━━ Input ━━

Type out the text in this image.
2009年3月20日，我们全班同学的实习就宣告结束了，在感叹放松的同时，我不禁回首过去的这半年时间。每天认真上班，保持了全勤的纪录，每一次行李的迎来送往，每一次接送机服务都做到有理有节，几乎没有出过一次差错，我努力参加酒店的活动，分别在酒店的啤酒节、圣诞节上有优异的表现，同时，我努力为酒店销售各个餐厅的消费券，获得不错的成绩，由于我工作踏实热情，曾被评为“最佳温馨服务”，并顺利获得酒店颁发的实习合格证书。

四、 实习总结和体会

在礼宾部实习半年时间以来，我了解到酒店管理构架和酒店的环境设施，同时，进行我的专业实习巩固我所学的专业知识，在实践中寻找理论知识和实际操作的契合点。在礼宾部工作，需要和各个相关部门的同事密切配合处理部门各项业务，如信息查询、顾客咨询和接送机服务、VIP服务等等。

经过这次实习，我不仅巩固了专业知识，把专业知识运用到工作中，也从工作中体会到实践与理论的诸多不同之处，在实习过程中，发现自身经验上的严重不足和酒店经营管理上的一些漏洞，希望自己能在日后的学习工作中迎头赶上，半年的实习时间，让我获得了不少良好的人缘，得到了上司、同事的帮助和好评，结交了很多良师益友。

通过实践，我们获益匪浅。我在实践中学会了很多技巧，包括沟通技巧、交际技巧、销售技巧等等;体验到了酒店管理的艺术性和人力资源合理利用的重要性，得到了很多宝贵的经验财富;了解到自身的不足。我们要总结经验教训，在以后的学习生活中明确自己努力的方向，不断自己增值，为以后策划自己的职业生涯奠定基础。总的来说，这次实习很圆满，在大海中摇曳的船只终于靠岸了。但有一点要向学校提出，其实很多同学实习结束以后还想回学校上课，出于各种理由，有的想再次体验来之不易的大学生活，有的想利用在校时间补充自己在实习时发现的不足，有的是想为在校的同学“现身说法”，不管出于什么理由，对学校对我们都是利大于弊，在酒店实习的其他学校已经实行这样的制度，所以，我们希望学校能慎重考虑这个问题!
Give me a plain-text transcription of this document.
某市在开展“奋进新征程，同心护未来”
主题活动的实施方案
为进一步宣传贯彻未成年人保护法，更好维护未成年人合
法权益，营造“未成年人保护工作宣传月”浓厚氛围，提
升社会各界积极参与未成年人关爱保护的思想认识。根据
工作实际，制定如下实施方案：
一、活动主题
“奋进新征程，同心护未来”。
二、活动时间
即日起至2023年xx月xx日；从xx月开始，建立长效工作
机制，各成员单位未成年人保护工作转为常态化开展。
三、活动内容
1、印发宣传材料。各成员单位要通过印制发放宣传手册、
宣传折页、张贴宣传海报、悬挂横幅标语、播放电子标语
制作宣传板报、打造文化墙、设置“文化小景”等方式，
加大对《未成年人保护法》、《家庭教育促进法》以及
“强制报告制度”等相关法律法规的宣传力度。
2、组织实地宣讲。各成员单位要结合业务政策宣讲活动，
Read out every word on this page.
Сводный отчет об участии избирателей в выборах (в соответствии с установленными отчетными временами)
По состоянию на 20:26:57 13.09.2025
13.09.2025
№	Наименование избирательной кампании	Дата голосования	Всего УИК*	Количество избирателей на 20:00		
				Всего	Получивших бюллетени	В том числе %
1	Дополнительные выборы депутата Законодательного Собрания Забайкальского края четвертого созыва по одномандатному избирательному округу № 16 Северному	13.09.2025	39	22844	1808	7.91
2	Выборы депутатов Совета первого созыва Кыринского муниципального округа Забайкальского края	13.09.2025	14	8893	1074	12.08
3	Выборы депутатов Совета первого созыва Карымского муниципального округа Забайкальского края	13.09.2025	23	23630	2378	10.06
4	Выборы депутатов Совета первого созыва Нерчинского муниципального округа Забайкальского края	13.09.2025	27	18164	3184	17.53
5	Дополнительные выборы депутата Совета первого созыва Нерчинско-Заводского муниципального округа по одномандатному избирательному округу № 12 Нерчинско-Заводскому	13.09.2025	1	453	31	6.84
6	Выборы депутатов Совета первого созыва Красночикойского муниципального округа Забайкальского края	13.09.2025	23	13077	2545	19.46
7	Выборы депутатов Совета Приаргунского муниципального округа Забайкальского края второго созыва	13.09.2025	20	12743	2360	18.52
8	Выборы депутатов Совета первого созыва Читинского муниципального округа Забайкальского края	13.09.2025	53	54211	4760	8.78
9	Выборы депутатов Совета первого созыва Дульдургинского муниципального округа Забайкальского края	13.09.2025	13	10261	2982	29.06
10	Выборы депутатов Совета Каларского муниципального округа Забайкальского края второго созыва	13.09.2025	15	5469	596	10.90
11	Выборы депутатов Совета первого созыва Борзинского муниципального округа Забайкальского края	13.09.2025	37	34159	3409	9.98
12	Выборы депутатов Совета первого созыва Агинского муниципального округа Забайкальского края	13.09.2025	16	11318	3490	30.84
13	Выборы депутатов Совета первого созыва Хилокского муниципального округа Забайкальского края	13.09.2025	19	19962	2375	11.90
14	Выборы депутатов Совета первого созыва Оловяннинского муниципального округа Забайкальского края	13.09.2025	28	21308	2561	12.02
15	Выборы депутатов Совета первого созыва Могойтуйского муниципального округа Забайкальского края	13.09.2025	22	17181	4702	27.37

━━━

- Task instructions -
Search the preceding listing for "второго" and extract every line where it is found.

- Completed task -
7	Выборы депутатов Совета Приаргунского муниципального округа Забайкальского края второго созыва	13.09.2025	20	12743	2360	18.52
10	Выборы депутатов Совета Каларского муниципального округа Забайкальского края второго созыва	13.09.2025	15	5469	596	10.90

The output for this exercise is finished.